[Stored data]
Start
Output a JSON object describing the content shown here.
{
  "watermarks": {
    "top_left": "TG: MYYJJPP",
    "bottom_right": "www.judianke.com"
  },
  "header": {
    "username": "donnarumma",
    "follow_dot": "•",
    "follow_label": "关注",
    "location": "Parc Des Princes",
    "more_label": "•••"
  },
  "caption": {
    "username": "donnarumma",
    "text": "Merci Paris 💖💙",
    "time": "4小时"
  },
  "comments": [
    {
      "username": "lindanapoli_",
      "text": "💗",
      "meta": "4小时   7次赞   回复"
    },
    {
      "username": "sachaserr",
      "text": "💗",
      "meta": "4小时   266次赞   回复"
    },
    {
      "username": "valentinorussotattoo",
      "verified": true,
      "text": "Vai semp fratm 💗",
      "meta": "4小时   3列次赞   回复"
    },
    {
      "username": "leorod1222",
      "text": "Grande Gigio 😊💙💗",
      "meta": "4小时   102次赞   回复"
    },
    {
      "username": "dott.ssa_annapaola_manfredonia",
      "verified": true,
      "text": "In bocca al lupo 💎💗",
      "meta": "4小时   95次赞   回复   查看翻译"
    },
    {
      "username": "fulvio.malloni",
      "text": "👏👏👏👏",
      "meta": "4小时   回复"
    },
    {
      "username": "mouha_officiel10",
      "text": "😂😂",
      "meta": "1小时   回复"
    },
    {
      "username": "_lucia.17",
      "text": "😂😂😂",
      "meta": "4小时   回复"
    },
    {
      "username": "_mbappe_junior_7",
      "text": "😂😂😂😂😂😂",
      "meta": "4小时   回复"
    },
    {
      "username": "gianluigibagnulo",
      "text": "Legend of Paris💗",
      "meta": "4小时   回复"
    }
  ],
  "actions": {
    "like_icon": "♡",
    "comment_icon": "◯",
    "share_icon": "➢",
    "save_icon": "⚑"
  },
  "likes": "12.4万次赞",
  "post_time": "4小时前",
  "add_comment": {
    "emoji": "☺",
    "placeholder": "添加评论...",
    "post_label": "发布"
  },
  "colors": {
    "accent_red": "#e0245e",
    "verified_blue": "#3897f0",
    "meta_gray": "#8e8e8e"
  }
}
End
### WHAT THE TASK ASKS
Copy out every line of the data above, exactly as given.

### REPLY
Output a JSON object describing the content shown here.
{
  "watermarks": {
    "top_left": "TG: MYYJJPP",
    "bottom_right": "www.judianke.com"
  },
  "header": {
    "username": "donnarumma",
    "follow_dot": "•",
    "follow_label": "关注",
    "location": "Parc Des Princes",
    "more_label": "•••"
  },
  "caption": {
    "username": "donnarumma",
    "text": "Merci Paris 💖💙",
    "time": "4小时"
  },
  "comments": [
    {
      "username": "lindanapoli_",
      "text": "💗",
      "meta": "4小时   7次赞   回复"
    },
    {
      "username": "sachaserr",
      "text": "💗",
      "meta": "4小时   266次赞   回复"
    },
    {
      "username": "valentinorussotattoo",
      "verified": true,
      "text": "Vai semp fratm 💗",
      "meta": "4小时   3列次赞   回复"
    },
    {
      "username": "leorod1222",
      "text": "Grande Gigio 😊💙💗",
      "meta": "4小时   102次赞   回复"
    },
    {
      "username": "dott.ssa_annapaola_manfredonia",
      "verified": true,
      "text": "In bocca al lupo 💎💗",
      "meta": "4小时   95次赞   回复   查看翻译"
    },
    {
      "username": "fulvio.malloni",
      "text": "👏👏👏👏",
      "meta": "4小时   回复"
    },
    {
      "username": "mouha_officiel10",
      "text": "😂😂",
      "meta": "1小时   回复"
    },
    {
      "username": "_lucia.17",
      "text": "😂😂😂",
      "meta": "4小时   回复"
    },
    {
      "username": "_mbappe_junior_7",
      "text": "😂😂😂😂😂😂",
      "meta": "4小时   回复"
    },
    {
      "username": "gianluigibagnulo",
      "text": "Legend of Paris💗",
      "meta": "4小时   回复"
    }
  ],
  "actions": {
    "like_icon": "♡",
    "comment_icon": "◯",
    "share_icon": "➢",
    "save_icon": "⚑"
  },
  "likes": "12.4万次赞",
  "post_time": "4小时前",
  "add_comment": {
    "emoji": "☺",
    "placeholder": "添加评论...",
    "post_label": "发布"
  },
  "colors": {
    "accent_red": "#e0245e",
    "verified_blue": "#3897f0",
    "meta_gray": "#8e8e8e"
  }
}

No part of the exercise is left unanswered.